Report, word for word, every line of the material that contains "参考答案".

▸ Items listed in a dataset
** start **

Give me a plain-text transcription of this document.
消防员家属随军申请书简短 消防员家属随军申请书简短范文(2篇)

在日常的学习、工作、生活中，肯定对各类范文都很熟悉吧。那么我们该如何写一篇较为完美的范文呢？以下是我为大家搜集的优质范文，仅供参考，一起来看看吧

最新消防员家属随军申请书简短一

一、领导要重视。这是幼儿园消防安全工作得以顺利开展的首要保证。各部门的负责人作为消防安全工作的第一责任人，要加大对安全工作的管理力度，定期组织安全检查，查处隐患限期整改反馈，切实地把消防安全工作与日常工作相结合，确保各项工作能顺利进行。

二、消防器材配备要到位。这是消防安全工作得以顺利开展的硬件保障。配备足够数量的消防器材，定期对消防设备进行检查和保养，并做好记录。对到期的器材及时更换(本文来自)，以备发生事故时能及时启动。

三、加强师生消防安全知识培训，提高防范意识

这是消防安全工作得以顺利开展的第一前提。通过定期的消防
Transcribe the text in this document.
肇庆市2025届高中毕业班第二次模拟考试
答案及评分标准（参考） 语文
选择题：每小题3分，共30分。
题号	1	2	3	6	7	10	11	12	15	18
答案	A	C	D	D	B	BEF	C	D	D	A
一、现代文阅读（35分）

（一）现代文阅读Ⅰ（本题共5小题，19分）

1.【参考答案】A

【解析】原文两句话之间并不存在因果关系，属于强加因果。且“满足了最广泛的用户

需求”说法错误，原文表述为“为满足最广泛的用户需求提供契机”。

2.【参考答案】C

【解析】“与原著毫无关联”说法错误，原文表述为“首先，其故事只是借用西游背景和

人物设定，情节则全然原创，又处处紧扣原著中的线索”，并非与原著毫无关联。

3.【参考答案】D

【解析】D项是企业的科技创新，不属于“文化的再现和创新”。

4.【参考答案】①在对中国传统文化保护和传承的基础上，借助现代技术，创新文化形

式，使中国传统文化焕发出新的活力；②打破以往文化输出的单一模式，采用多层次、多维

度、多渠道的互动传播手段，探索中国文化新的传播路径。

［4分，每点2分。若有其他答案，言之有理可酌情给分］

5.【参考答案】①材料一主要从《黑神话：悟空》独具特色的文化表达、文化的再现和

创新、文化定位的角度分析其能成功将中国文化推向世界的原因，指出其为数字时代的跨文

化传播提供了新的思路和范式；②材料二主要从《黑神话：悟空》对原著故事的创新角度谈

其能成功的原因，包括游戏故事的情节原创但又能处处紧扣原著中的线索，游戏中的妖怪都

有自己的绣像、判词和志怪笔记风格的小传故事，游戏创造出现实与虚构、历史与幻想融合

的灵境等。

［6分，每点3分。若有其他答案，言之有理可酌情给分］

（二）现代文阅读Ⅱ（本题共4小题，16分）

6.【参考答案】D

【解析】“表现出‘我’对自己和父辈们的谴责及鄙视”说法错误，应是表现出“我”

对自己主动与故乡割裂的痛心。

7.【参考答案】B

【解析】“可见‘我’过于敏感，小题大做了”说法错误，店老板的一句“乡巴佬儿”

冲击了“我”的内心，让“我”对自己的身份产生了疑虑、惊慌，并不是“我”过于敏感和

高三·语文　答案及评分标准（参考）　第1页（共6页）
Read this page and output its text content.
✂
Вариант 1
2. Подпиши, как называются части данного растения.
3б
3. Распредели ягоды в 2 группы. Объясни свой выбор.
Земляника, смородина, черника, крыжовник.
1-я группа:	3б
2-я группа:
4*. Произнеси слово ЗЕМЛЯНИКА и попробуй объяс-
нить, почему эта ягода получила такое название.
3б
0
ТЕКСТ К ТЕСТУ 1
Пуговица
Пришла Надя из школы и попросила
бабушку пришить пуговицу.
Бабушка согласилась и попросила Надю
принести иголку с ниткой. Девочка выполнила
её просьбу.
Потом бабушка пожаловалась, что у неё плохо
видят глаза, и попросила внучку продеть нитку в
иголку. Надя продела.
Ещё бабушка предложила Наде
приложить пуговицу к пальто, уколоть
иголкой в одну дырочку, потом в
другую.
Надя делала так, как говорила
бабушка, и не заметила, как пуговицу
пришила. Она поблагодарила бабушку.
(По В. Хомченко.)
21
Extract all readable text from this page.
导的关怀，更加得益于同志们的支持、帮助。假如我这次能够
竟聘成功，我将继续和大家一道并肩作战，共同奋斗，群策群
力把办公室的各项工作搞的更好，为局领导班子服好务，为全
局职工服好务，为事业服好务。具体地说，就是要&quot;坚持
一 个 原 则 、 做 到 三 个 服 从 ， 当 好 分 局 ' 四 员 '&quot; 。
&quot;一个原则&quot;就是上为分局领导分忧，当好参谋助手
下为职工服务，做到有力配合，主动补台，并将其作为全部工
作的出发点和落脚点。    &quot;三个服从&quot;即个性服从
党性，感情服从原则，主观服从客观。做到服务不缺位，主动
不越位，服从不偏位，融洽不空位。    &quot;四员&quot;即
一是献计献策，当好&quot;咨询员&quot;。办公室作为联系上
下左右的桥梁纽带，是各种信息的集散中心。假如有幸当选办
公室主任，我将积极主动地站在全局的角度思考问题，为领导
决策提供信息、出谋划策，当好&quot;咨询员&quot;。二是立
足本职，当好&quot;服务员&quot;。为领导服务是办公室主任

** end **

▸ RESULT OF THE TASK
1.【参考答案】A
2.【参考答案】C
3.【参考答案】D
4.【参考答案】①在对中国传统文化保护和传承的基础上，借助现代技术，创新文化形
5.【参考答案】①材料一主要从《黑神话：悟空》独具特色的文化表达、文化的再现和
6.【参考答案】D
7.【参考答案】B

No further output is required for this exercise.